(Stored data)
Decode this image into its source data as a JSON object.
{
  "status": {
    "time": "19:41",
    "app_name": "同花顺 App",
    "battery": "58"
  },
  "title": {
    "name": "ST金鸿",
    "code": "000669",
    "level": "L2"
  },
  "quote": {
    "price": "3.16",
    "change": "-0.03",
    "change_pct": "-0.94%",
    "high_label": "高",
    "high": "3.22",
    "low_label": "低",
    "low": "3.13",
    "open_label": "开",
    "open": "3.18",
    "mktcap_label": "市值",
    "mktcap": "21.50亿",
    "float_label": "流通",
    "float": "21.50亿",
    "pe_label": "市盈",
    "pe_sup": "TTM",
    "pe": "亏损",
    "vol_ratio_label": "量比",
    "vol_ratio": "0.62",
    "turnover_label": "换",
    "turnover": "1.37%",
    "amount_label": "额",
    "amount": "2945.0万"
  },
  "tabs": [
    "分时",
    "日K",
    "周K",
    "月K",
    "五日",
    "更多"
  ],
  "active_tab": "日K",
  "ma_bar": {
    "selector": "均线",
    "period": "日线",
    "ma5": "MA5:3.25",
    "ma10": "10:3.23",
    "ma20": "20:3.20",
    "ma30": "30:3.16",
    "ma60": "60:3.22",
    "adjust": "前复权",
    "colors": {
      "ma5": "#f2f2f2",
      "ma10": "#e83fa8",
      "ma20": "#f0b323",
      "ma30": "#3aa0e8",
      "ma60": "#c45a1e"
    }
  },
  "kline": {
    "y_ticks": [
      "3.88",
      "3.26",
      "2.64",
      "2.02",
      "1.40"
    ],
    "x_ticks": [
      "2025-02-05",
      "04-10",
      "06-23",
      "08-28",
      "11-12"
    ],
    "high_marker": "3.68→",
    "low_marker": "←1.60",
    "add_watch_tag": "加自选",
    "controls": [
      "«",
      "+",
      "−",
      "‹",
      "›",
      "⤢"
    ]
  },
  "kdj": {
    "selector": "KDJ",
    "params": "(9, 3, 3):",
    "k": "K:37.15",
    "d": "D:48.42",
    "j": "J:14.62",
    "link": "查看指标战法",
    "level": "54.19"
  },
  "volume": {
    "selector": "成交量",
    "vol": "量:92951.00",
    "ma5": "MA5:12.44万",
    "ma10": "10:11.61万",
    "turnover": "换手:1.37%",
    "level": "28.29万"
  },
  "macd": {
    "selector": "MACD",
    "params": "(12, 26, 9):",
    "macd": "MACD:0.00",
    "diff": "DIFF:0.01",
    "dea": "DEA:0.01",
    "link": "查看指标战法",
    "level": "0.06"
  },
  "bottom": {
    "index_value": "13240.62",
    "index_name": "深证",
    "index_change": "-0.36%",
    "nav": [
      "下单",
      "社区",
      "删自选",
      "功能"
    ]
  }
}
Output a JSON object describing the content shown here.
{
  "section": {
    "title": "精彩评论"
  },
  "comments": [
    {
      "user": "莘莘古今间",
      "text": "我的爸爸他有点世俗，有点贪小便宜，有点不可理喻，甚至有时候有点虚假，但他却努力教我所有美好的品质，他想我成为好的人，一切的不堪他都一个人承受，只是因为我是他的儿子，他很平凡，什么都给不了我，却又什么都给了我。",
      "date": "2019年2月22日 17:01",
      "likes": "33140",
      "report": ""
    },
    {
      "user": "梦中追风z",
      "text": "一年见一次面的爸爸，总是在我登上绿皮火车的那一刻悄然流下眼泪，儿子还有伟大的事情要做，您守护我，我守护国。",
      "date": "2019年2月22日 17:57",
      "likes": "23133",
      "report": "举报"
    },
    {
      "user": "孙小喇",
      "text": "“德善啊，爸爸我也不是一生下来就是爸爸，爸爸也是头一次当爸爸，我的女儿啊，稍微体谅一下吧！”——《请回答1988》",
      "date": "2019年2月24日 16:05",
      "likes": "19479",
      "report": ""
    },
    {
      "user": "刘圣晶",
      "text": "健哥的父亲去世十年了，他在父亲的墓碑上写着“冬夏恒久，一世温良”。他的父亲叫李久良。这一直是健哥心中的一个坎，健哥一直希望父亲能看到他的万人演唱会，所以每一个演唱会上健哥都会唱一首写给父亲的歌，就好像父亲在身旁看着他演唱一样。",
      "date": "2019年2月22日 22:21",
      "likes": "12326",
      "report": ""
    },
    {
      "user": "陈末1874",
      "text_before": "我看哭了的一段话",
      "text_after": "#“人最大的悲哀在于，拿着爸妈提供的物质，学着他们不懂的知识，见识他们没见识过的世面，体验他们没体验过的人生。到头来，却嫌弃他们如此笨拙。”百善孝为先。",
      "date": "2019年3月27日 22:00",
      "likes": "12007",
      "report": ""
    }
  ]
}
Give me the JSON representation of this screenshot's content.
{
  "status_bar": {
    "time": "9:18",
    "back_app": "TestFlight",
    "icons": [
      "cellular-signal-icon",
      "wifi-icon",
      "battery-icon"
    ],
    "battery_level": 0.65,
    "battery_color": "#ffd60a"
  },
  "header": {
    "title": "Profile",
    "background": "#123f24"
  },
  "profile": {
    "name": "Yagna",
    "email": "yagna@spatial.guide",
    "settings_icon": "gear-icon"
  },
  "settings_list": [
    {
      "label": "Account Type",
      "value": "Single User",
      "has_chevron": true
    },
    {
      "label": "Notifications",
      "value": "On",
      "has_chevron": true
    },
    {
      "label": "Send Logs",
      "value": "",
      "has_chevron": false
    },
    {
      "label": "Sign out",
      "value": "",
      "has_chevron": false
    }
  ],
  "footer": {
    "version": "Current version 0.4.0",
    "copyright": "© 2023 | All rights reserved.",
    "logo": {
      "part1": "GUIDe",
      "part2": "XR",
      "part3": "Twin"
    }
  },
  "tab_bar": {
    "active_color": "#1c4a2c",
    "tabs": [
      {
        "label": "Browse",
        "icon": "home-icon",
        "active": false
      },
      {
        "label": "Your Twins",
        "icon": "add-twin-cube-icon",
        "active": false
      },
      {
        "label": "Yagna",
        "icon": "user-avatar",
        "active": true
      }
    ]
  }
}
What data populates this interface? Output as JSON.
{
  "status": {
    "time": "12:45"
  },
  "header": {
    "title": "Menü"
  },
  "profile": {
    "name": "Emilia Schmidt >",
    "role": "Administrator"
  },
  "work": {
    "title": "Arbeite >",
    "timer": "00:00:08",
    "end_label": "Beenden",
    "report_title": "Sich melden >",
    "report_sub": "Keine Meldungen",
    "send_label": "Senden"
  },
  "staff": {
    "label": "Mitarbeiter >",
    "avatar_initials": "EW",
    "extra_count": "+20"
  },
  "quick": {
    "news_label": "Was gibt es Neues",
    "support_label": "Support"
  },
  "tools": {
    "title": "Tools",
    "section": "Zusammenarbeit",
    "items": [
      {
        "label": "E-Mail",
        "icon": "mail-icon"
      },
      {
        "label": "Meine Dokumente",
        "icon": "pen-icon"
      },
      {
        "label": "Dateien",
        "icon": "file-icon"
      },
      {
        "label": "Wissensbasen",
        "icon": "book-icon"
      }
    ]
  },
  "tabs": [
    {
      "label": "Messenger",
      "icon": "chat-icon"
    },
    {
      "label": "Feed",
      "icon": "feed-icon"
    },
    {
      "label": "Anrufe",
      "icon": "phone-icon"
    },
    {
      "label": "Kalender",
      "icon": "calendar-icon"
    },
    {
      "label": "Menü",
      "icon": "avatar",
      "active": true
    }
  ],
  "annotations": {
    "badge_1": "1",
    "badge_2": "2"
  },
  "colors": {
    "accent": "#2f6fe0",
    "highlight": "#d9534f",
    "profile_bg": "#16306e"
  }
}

# Exercise directions
All lines of the data above that include the word "JSON" must be shown.

# Answer for the task
Decode this image into its source data as a JSON object.
Output a JSON object describing the content shown here.
Give me the JSON representation of this screenshot's content.
What data populates this interface? Output as JSON.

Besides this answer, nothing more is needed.